> _Exercise_
Below are entries. Pull out all lines containing "무선청소기".

Dataset rows about figures:
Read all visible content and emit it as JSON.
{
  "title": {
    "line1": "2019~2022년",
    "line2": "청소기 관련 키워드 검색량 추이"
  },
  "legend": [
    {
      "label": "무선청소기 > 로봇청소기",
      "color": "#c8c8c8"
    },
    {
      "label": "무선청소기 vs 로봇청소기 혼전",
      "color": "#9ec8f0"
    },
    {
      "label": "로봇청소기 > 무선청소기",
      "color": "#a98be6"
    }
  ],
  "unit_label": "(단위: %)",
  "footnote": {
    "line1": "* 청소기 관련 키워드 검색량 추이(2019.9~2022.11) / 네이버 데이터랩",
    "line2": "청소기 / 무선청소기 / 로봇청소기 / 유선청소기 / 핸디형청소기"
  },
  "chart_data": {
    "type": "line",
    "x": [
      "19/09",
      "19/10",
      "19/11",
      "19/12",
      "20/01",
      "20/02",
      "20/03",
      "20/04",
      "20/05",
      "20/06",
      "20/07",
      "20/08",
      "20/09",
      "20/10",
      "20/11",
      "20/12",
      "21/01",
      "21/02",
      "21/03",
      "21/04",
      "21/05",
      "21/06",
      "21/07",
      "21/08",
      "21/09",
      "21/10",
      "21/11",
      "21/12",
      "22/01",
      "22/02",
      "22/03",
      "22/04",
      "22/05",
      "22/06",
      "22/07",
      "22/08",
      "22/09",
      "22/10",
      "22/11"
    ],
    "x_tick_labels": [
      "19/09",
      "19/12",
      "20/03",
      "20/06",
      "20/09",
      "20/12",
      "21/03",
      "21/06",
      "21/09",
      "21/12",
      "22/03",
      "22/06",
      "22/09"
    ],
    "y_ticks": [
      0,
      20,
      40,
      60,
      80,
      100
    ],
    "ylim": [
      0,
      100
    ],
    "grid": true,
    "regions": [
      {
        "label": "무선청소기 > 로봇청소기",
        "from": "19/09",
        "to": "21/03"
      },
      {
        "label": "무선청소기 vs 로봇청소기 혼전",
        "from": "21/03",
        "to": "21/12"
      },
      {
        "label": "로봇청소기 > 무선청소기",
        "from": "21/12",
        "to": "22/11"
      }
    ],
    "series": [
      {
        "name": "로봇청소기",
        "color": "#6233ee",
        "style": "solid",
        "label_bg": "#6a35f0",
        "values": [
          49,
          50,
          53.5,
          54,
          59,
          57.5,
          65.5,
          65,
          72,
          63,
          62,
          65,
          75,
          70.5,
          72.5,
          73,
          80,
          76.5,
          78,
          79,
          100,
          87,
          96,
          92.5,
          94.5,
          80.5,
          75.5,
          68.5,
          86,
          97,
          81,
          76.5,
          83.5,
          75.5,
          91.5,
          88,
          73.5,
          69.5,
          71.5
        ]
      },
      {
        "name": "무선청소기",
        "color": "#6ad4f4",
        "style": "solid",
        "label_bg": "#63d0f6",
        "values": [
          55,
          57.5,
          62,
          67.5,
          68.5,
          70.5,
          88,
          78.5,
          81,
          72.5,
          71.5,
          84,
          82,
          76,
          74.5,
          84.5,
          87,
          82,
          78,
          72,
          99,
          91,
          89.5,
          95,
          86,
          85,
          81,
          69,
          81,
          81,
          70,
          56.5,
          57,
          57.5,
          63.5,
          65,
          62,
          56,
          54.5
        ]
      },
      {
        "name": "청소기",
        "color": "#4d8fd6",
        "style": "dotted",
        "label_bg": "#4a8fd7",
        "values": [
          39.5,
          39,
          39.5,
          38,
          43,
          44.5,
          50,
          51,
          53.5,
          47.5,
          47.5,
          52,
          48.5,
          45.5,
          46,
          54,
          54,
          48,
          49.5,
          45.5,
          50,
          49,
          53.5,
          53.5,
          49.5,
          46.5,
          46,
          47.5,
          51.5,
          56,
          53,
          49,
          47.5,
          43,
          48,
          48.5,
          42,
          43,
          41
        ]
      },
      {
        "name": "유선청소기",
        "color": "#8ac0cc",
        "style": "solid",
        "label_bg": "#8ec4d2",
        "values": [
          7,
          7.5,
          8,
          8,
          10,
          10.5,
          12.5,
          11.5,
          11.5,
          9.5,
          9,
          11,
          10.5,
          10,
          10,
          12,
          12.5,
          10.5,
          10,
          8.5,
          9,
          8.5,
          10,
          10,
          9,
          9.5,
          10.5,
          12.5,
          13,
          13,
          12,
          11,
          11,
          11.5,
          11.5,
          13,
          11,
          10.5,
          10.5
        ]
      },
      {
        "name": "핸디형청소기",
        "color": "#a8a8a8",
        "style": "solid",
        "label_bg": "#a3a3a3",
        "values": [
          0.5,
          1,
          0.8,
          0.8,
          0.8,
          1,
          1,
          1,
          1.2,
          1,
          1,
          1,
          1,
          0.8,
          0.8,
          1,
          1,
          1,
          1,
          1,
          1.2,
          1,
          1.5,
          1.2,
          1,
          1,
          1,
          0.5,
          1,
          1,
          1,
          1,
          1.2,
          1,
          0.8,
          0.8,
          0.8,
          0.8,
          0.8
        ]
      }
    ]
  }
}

> _Complete output_
      "label": "무선청소기 > 로봇청소기",
      "label": "무선청소기 vs 로봇청소기 혼전",
      "label": "로봇청소기 > 무선청소기",
    "line2": "청소기 / 무선청소기 / 로봇청소기 / 유선청소기 / 핸디형청소기"
        "label": "무선청소기 > 로봇청소기",
        "label": "무선청소기 vs 로봇청소기 혼전",
        "label": "로봇청소기 > 무선청소기",
        "name": "무선청소기",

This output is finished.